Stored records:

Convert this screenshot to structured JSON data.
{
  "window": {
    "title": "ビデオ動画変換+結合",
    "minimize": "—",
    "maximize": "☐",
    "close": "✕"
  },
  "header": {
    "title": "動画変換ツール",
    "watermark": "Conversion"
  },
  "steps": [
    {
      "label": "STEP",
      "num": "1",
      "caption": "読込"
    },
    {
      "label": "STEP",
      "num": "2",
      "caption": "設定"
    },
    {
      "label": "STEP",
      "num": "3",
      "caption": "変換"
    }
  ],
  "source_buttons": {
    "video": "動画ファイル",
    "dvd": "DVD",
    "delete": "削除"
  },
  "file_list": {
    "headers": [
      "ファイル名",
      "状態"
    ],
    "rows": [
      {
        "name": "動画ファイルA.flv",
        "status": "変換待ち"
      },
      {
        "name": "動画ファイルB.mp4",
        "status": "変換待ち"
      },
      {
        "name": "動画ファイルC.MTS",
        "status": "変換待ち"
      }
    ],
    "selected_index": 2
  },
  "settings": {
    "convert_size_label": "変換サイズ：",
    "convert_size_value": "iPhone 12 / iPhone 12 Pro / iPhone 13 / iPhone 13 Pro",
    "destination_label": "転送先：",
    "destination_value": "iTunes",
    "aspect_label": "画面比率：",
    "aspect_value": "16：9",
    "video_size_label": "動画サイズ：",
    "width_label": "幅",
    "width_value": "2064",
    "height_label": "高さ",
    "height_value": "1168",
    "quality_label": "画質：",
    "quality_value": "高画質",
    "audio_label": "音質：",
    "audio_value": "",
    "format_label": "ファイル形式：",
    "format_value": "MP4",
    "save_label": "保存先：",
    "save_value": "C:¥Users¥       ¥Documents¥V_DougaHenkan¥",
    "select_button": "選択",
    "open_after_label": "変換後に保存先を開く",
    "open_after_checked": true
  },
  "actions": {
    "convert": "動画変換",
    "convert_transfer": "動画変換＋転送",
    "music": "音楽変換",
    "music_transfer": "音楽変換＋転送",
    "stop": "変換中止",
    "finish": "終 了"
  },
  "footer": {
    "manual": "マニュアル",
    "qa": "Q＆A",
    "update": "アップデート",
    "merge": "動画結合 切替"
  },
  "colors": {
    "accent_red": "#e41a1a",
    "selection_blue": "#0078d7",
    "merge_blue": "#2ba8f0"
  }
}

● **Description of the task**:
Quote the material exactly, leaving nothing out.

● **Finished task**:
Convert this screenshot to structured JSON data.
{
  "window": {
    "title": "ビデオ動画変換+結合",
    "minimize": "—",
    "maximize": "☐",
    "close": "✕"
  },
  "header": {
    "title": "動画変換ツール",
    "watermark": "Conversion"
  },
  "steps": [
    {
      "label": "STEP",
      "num": "1",
      "caption": "読込"
    },
    {
      "label": "STEP",
      "num": "2",
      "caption": "設定"
    },
    {
      "label": "STEP",
      "num": "3",
      "caption": "変換"
    }
  ],
  "source_buttons": {
    "video": "動画ファイル",
    "dvd": "DVD",
    "delete": "削除"
  },
  "file_list": {
    "headers": [
      "ファイル名",
      "状態"
    ],
    "rows": [
      {
        "name": "動画ファイルA.flv",
        "status": "変換待ち"
      },
      {
        "name": "動画ファイルB.mp4",
        "status": "変換待ち"
      },
      {
        "name": "動画ファイルC.MTS",
        "status": "変換待ち"
      }
    ],
    "selected_index": 2
  },
  "settings": {
    "convert_size_label": "変換サイズ：",
    "convert_size_value": "iPhone 12 / iPhone 12 Pro / iPhone 13 / iPhone 13 Pro",
    "destination_label": "転送先：",
    "destination_value": "iTunes",
    "aspect_label": "画面比率：",
    "aspect_value": "16：9",
    "video_size_label": "動画サイズ：",
    "width_label": "幅",
    "width_value": "2064",
    "height_label": "高さ",
    "height_value": "1168",
    "quality_label": "画質：",
    "quality_value": "高画質",
    "audio_label": "音質：",
    "audio_value": "",
    "format_label": "ファイル形式：",
    "format_value": "MP4",
    "save_label": "保存先：",
    "save_value": "C:¥Users¥       ¥Documents¥V_DougaHenkan¥",
    "select_button": "選択",
    "open_after_label": "変換後に保存先を開く",
    "open_after_checked": true
  },
  "actions": {
    "convert": "動画変換",
    "convert_transfer": "動画変換＋転送",
    "music": "音楽変換",
    "music_transfer": "音楽変換＋転送",
    "stop": "変換中止",
    "finish": "終 了"
  },
  "footer": {
    "manual": "マニュアル",
    "qa": "Q＆A",
    "update": "アップデート",
    "merge": "動画結合 切替"
  },
  "colors": {
    "accent_red": "#e41a1a",
    "selection_blue": "#0078d7",
    "merge_blue": "#2ba8f0"
  }
}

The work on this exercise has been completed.